» **INFORMATION GIVEN**:
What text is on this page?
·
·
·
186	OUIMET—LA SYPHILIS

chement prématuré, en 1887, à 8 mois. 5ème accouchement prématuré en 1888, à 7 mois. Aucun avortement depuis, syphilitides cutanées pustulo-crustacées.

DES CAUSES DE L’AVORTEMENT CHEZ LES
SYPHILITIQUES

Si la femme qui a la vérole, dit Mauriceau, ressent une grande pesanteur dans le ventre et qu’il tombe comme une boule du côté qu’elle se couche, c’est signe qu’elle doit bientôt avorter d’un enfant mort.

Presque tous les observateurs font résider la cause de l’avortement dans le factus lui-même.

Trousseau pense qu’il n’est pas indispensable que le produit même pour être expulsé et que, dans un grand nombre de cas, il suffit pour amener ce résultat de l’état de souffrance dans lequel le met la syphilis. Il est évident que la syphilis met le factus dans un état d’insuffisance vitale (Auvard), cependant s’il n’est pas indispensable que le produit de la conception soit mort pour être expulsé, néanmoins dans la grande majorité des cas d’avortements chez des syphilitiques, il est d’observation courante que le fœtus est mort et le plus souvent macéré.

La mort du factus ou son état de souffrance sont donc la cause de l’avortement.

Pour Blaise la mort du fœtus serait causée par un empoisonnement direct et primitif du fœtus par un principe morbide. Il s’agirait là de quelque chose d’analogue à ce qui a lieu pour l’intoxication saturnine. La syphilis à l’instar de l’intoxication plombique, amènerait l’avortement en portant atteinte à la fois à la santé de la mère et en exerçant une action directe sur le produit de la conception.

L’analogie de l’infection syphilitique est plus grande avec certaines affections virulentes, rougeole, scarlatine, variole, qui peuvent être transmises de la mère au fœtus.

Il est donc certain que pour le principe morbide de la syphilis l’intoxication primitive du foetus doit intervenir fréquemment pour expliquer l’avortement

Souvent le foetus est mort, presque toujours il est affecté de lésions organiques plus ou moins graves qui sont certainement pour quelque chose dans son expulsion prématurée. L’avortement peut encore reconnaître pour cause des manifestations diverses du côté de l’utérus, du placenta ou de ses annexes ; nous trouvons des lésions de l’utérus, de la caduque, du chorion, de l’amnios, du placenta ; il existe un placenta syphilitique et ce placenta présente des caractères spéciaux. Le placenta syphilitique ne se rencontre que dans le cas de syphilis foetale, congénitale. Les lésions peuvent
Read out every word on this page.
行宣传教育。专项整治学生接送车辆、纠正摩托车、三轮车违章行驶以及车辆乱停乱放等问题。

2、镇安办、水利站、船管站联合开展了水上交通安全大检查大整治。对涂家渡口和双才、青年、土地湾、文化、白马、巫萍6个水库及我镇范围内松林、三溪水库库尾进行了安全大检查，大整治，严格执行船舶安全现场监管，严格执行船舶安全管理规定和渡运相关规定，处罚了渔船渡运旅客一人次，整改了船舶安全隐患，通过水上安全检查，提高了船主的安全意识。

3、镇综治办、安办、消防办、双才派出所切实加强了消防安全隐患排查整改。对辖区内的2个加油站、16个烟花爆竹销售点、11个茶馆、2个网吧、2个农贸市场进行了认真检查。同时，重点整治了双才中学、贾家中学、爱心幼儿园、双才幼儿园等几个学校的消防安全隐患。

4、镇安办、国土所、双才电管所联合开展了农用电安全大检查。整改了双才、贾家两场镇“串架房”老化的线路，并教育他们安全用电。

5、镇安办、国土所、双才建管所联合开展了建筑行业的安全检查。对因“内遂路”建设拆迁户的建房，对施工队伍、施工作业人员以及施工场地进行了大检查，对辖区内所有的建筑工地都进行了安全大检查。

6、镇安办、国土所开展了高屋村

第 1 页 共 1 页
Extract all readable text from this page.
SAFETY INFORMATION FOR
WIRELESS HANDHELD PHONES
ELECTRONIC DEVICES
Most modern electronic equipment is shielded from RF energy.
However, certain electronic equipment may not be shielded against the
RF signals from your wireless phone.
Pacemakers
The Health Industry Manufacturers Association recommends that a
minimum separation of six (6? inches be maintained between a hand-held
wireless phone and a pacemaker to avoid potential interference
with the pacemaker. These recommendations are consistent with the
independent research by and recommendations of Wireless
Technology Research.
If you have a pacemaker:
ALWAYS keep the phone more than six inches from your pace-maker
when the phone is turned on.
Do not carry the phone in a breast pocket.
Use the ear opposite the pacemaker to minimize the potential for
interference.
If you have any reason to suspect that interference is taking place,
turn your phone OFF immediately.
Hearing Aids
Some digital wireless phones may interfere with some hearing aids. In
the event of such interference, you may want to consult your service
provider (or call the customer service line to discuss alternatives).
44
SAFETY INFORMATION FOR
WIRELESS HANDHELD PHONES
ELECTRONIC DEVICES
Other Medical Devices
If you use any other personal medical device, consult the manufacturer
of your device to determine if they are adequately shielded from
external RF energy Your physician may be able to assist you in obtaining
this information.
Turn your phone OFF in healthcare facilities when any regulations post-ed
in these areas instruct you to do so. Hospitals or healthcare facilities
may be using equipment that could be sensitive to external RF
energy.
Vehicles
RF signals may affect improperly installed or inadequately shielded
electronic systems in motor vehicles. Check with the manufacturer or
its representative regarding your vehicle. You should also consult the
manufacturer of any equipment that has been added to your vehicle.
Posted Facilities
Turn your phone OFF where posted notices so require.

» **WHAT THE EXERCISE ASKS**:
Read the data above. Pull out each line in which the string "donc" appears.

» **COMPLETED EXERCISE**:
La mort du factus ou son état de souffrance sont donc la cause de l’avortement.
Il est donc certain que pour le principe morbide de la syphilis l’intoxication primitive du foetus doit intervenir fréquemment pour expliquer l’avortement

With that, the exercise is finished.